* _Problem statement_
A verbatim copy of all the data is required; the pictures should not appear in it.

* _Supplied information_
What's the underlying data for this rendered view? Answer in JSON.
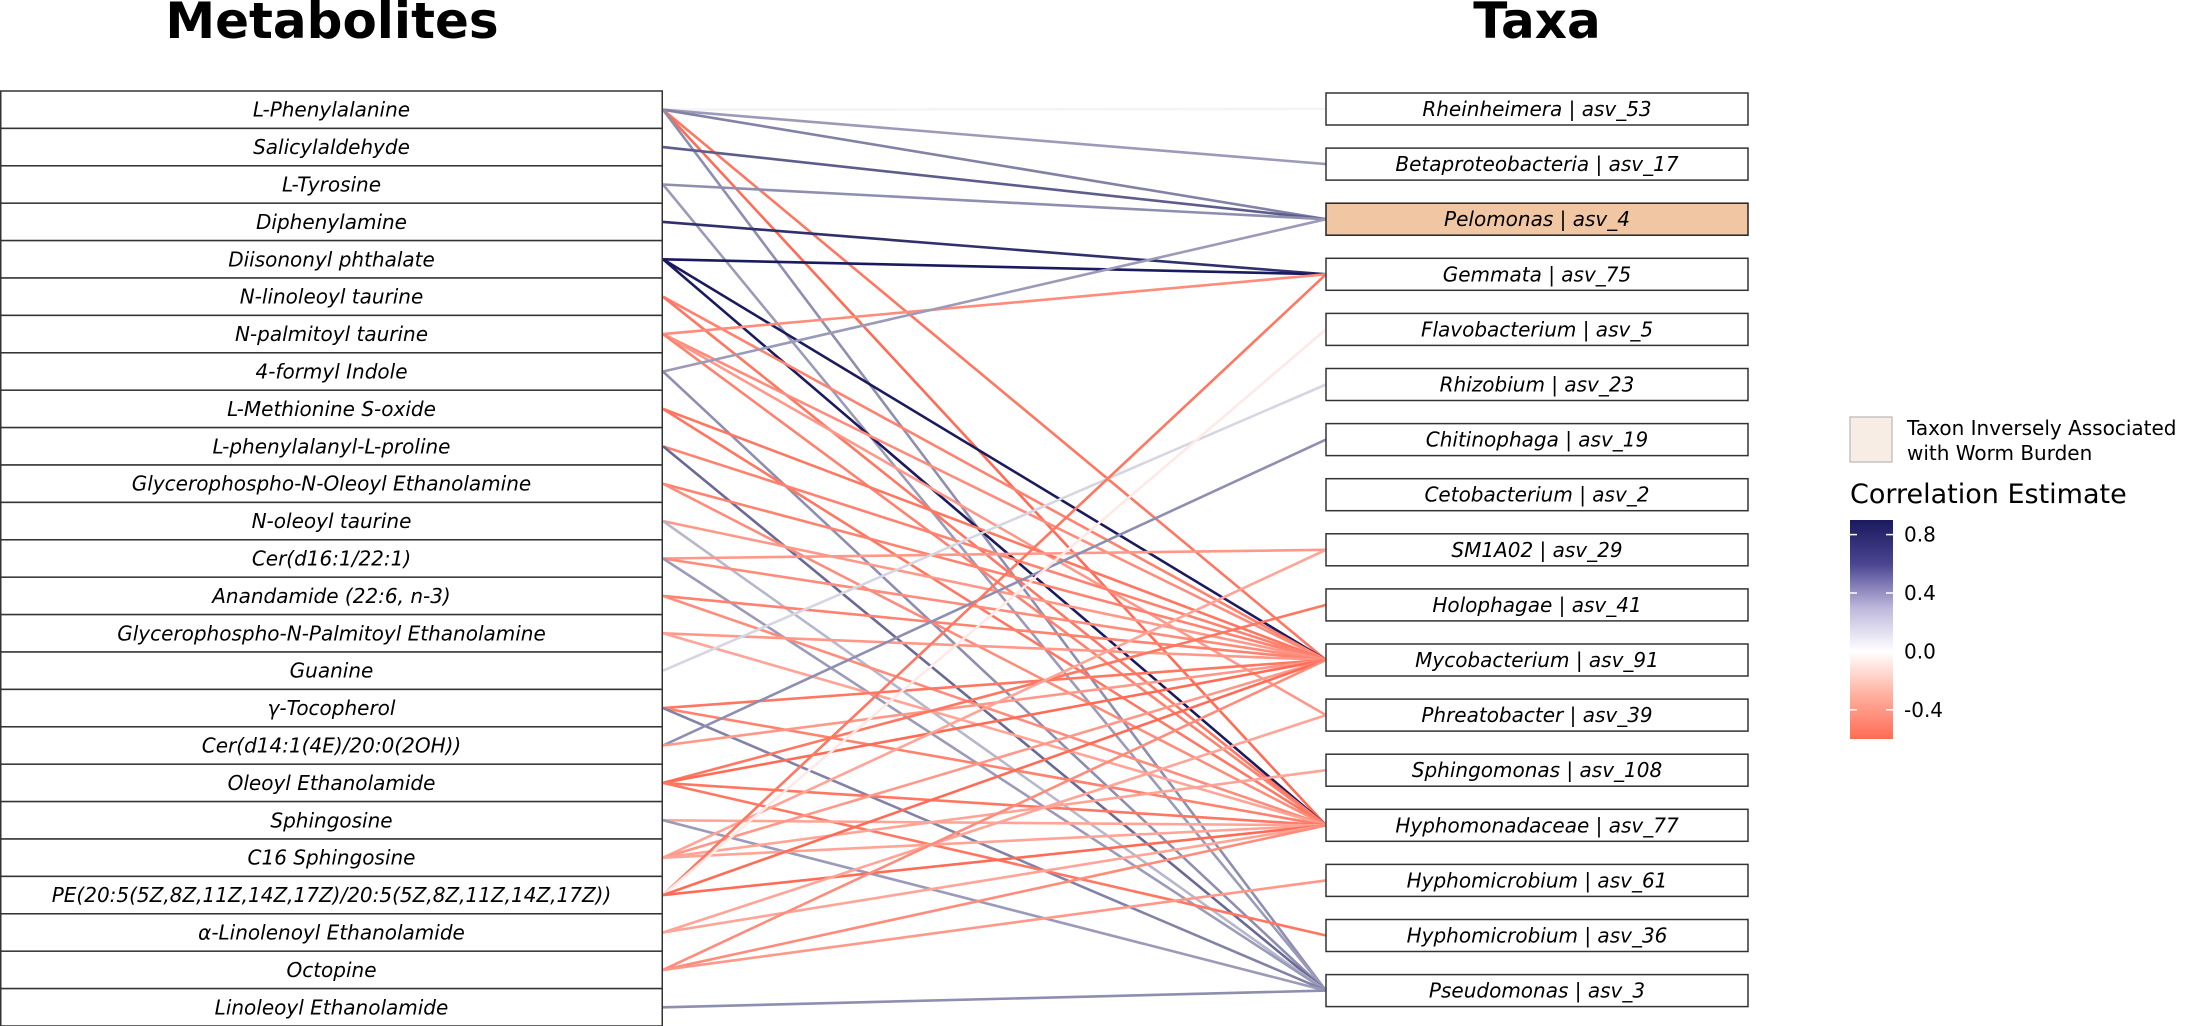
{
  "titles": {
    "left": "Metabolites",
    "right": "Taxa"
  },
  "metabolites": [
    "L-Phenylalanine",
    "Salicylaldehyde",
    "L-Tyrosine",
    "Diphenylamine",
    "Diisononyl phthalate",
    "N-linoleoyl taurine",
    "N-palmitoyl taurine",
    "4-formyl Indole",
    "L-Methionine S-oxide",
    "L-phenylalanyl-L-proline",
    "Glycerophospho-N-Oleoyl Ethanolamine",
    "N-oleoyl taurine",
    "Cer(d16:1/22:1)",
    "Anandamide (22:6, n-3)",
    "Glycerophospho-N-Palmitoyl Ethanolamine",
    "Guanine",
    "γ-Tocopherol",
    "Cer(d14:1(4E)/20:0(2OH))",
    "Oleoyl Ethanolamide",
    "Sphingosine",
    "C16 Sphingosine",
    "PE(20:5(5Z,8Z,11Z,14Z,17Z)/20:5(5Z,8Z,11Z,14Z,17Z))",
    "α-Linolenoyl Ethanolamide",
    "Octopine",
    "Linoleoyl Ethanolamide"
  ],
  "taxa": [
    {
      "label": "Rheinheimera | asv_53",
      "inverse": false
    },
    {
      "label": "Betaproteobacteria | asv_17",
      "inverse": false
    },
    {
      "label": "Pelomonas | asv_4",
      "inverse": true
    },
    {
      "label": "Gemmata | asv_75",
      "inverse": false
    },
    {
      "label": "Flavobacterium | asv_5",
      "inverse": false
    },
    {
      "label": "Rhizobium | asv_23",
      "inverse": false
    },
    {
      "label": "Chitinophaga | asv_19",
      "inverse": false
    },
    {
      "label": "Cetobacterium | asv_2",
      "inverse": false
    },
    {
      "label": "SM1A02 | asv_29",
      "inverse": false
    },
    {
      "label": "Holophagae | asv_41",
      "inverse": false
    },
    {
      "label": "Mycobacterium | asv_91",
      "inverse": false
    },
    {
      "label": "Phreatobacter | asv_39",
      "inverse": false
    },
    {
      "label": "Sphingomonas | asv_108",
      "inverse": false
    },
    {
      "label": "Hyphomonadaceae | asv_77",
      "inverse": false
    },
    {
      "label": "Hyphomicrobium | asv_61",
      "inverse": false
    },
    {
      "label": "Hyphomicrobium | asv_36",
      "inverse": false
    },
    {
      "label": "Pseudomonas | asv_3",
      "inverse": false
    }
  ],
  "edges": [
    [
      0,
      0,
      0.02
    ],
    [
      0,
      1,
      0.3
    ],
    [
      0,
      2,
      0.4
    ],
    [
      0,
      10,
      -0.5
    ],
    [
      0,
      13,
      -0.55
    ],
    [
      0,
      16,
      0.35
    ],
    [
      1,
      2,
      0.55
    ],
    [
      2,
      2,
      0.35
    ],
    [
      2,
      16,
      0.3
    ],
    [
      3,
      3,
      0.75
    ],
    [
      4,
      3,
      0.85
    ],
    [
      4,
      10,
      0.85
    ],
    [
      4,
      13,
      0.85
    ],
    [
      5,
      10,
      -0.45
    ],
    [
      5,
      13,
      -0.5
    ],
    [
      6,
      3,
      -0.4
    ],
    [
      6,
      10,
      -0.4
    ],
    [
      6,
      11,
      -0.35
    ],
    [
      6,
      13,
      -0.45
    ],
    [
      7,
      2,
      0.3
    ],
    [
      7,
      16,
      0.35
    ],
    [
      8,
      10,
      -0.5
    ],
    [
      8,
      13,
      -0.5
    ],
    [
      9,
      10,
      -0.45
    ],
    [
      9,
      16,
      0.5
    ],
    [
      10,
      10,
      -0.45
    ],
    [
      10,
      13,
      -0.4
    ],
    [
      11,
      10,
      -0.35
    ],
    [
      11,
      16,
      0.2
    ],
    [
      12,
      8,
      -0.35
    ],
    [
      12,
      10,
      -0.4
    ],
    [
      12,
      16,
      0.3
    ],
    [
      13,
      10,
      -0.45
    ],
    [
      13,
      13,
      -0.4
    ],
    [
      14,
      10,
      -0.35
    ],
    [
      14,
      13,
      -0.3
    ],
    [
      15,
      5,
      0.1
    ],
    [
      16,
      10,
      -0.5
    ],
    [
      16,
      13,
      -0.45
    ],
    [
      16,
      16,
      0.4
    ],
    [
      17,
      6,
      0.35
    ],
    [
      17,
      10,
      -0.35
    ],
    [
      18,
      9,
      -0.5
    ],
    [
      18,
      10,
      -0.55
    ],
    [
      18,
      13,
      -0.5
    ],
    [
      18,
      15,
      -0.5
    ],
    [
      19,
      13,
      -0.3
    ],
    [
      19,
      16,
      0.3
    ],
    [
      20,
      8,
      -0.3
    ],
    [
      20,
      10,
      -0.35
    ],
    [
      20,
      12,
      -0.3
    ],
    [
      20,
      13,
      -0.3
    ],
    [
      21,
      3,
      -0.5
    ],
    [
      21,
      4,
      -0.05
    ],
    [
      21,
      10,
      -0.55
    ],
    [
      21,
      13,
      -0.55
    ],
    [
      22,
      11,
      -0.3
    ],
    [
      22,
      13,
      -0.3
    ],
    [
      23,
      10,
      -0.4
    ],
    [
      23,
      13,
      -0.4
    ],
    [
      23,
      14,
      -0.35
    ],
    [
      24,
      16,
      0.35
    ]
  ],
  "legend": {
    "swatch_label_line1": "Taxon Inversely Associated",
    "swatch_label_line2": "with Worm Burden",
    "swatch_color": "#f8ede4",
    "scale_title": "Correlation Estimate",
    "ticks": [
      "0.8",
      "0.4",
      "0.0",
      "-0.4"
    ],
    "tick_values": [
      0.8,
      0.4,
      0.0,
      -0.4
    ],
    "range": [
      -0.6,
      0.9
    ],
    "colors": {
      "high": "#1a1a5e",
      "mid": "#ffffff",
      "low": "#ff6b55"
    }
  }
}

* _Task output_
What's the underlying data for this rendered view? Answer in JSON.
{
  "titles": {
    "left": "Metabolites",
    "right": "Taxa"
  },
  "metabolites": [
    "L-Phenylalanine",
    "Salicylaldehyde",
    "L-Tyrosine",
    "Diphenylamine",
    "Diisononyl phthalate",
    "N-linoleoyl taurine",
    "N-palmitoyl taurine",
    "4-formyl Indole",
    "L-Methionine S-oxide",
    "L-phenylalanyl-L-proline",
    "Glycerophospho-N-Oleoyl Ethanolamine",
    "N-oleoyl taurine",
    "Cer(d16:1/22:1)",
    "Anandamide (22:6, n-3)",
    "Glycerophospho-N-Palmitoyl Ethanolamine",
    "Guanine",
    "γ-Tocopherol",
    "Cer(d14:1(4E)/20:0(2OH))",
    "Oleoyl Ethanolamide",
    "Sphingosine",
    "C16 Sphingosine",
    "PE(20:5(5Z,8Z,11Z,14Z,17Z)/20:5(5Z,8Z,11Z,14Z,17Z))",
    "α-Linolenoyl Ethanolamide",
    "Octopine",
    "Linoleoyl Ethanolamide"
  ],
  "taxa": [
    {
      "label": "Rheinheimera | asv_53",
      "inverse": false
    },
    {
      "label": "Betaproteobacteria | asv_17",
      "inverse": false
    },
    {
      "label": "Pelomonas | asv_4",
      "inverse": true
    },
    {
      "label": "Gemmata | asv_75",
      "inverse": false
    },
    {
      "label": "Flavobacterium | asv_5",
      "inverse": false
    },
    {
      "label": "Rhizobium | asv_23",
      "inverse": false
    },
    {
      "label": "Chitinophaga | asv_19",
      "inverse": false
    },
    {
      "label": "Cetobacterium | asv_2",
      "inverse": false
    },
    {
      "label": "SM1A02 | asv_29",
      "inverse": false
    },
    {
      "label": "Holophagae | asv_41",
      "inverse": false
    },
    {
      "label": "Mycobacterium | asv_91",
      "inverse": false
    },
    {
      "label": "Phreatobacter | asv_39",
      "inverse": false
    },
    {
      "label": "Sphingomonas | asv_108",
      "inverse": false
    },
    {
      "label": "Hyphomonadaceae | asv_77",
      "inverse": false
    },
    {
      "label": "Hyphomicrobium | asv_61",
      "inverse": false
    },
    {
      "label": "Hyphomicrobium | asv_36",
      "inverse": false
    },
    {
      "label": "Pseudomonas | asv_3",
      "inverse": false
    }
  ],
  "edges": [
    [
      0,
      0,
      0.02
    ],
    [
      0,
      1,
      0.3
    ],
    [
      0,
      2,
      0.4
    ],
    [
      0,
      10,
      -0.5
    ],
    [
      0,
      13,
      -0.55
    ],
    [
      0,
      16,
      0.35
    ],
    [
      1,
      2,
      0.55
    ],
    [
      2,
      2,
      0.35
    ],
    [
      2,
      16,
      0.3
    ],
    [
      3,
      3,
      0.75
    ],
    [
      4,
      3,
      0.85
    ],
    [
      4,
      10,
      0.85
    ],
    [
      4,
      13,
      0.85
    ],
    [
      5,
      10,
      -0.45
    ],
    [
      5,
      13,
      -0.5
    ],
    [
      6,
      3,
      -0.4
    ],
    [
      6,
      10,
      -0.4
    ],
    [
      6,
      11,
      -0.35
    ],
    [
      6,
      13,
      -0.45
    ],
    [
      7,
      2,
      0.3
    ],
    [
      7,
      16,
      0.35
    ],
    [
      8,
      10,
      -0.5
    ],
    [
      8,
      13,
      -0.5
    ],
    [
      9,
      10,
      -0.45
    ],
    [
      9,
      16,
      0.5
    ],
    [
      10,
      10,
      -0.45
    ],
    [
      10,
      13,
      -0.4
    ],
    [
      11,
      10,
      -0.35
    ],
    [
      11,
      16,
      0.2
    ],
    [
      12,
      8,
      -0.35
    ],
    [
      12,
      10,
      -0.4
    ],
    [
      12,
      16,
      0.3
    ],
    [
      13,
      10,
      -0.45
    ],
    [
      13,
      13,
      -0.4
    ],
    [
      14,
      10,
      -0.35
    ],
    [
      14,
      13,
      -0.3
    ],
    [
      15,
      5,
      0.1
    ],
    [
      16,
      10,
      -0.5
    ],
    [
      16,
      13,
      -0.45
    ],
    [
      16,
      16,
      0.4
    ],
    [
      17,
      6,
      0.35
    ],
    [
      17,
      10,
      -0.35
    ],
    [
      18,
      9,
      -0.5
    ],
    [
      18,
      10,
      -0.55
    ],
    [
      18,
      13,
      -0.5
    ],
    [
      18,
      15,
      -0.5
    ],
    [
      19,
      13,
      -0.3
    ],
    [
      19,
      16,
      0.3
    ],
    [
      20,
      8,
      -0.3
    ],
    [
      20,
      10,
      -0.35
    ],
    [
      20,
      12,
      -0.3
    ],
    [
      20,
      13,
      -0.3
    ],
    [
      21,
      3,
      -0.5
    ],
    [
      21,
      4,
      -0.05
    ],
    [
      21,
      10,
      -0.55
    ],
    [
      21,
      13,
      -0.55
    ],
    [
      22,
      11,
      -0.3
    ],
    [
      22,
      13,
      -0.3
    ],
    [
      23,
      10,
      -0.4
    ],
    [
      23,
      13,
      -0.4
    ],
    [
      23,
      14,
      -0.35
    ],
    [
      24,
      16,
      0.35
    ]
  ],
  "legend": {
    "swatch_label_line1": "Taxon Inversely Associated",
    "swatch_label_line2": "with Worm Burden",
    "swatch_color": "#f8ede4",
    "scale_title": "Correlation Estimate",
    "ticks": [
      "0.8",
      "0.4",
      "0.0",
      "-0.4"
    ],
    "tick_values": [
      0.8,
      0.4,
      0.0,
      -0.4
    ],
    "range": [
      -0.6,
      0.9
    ],
    "colors": {
      "high": "#1a1a5e",
      "mid": "#ffffff",
      "low": "#ff6b55"
    }
  }
}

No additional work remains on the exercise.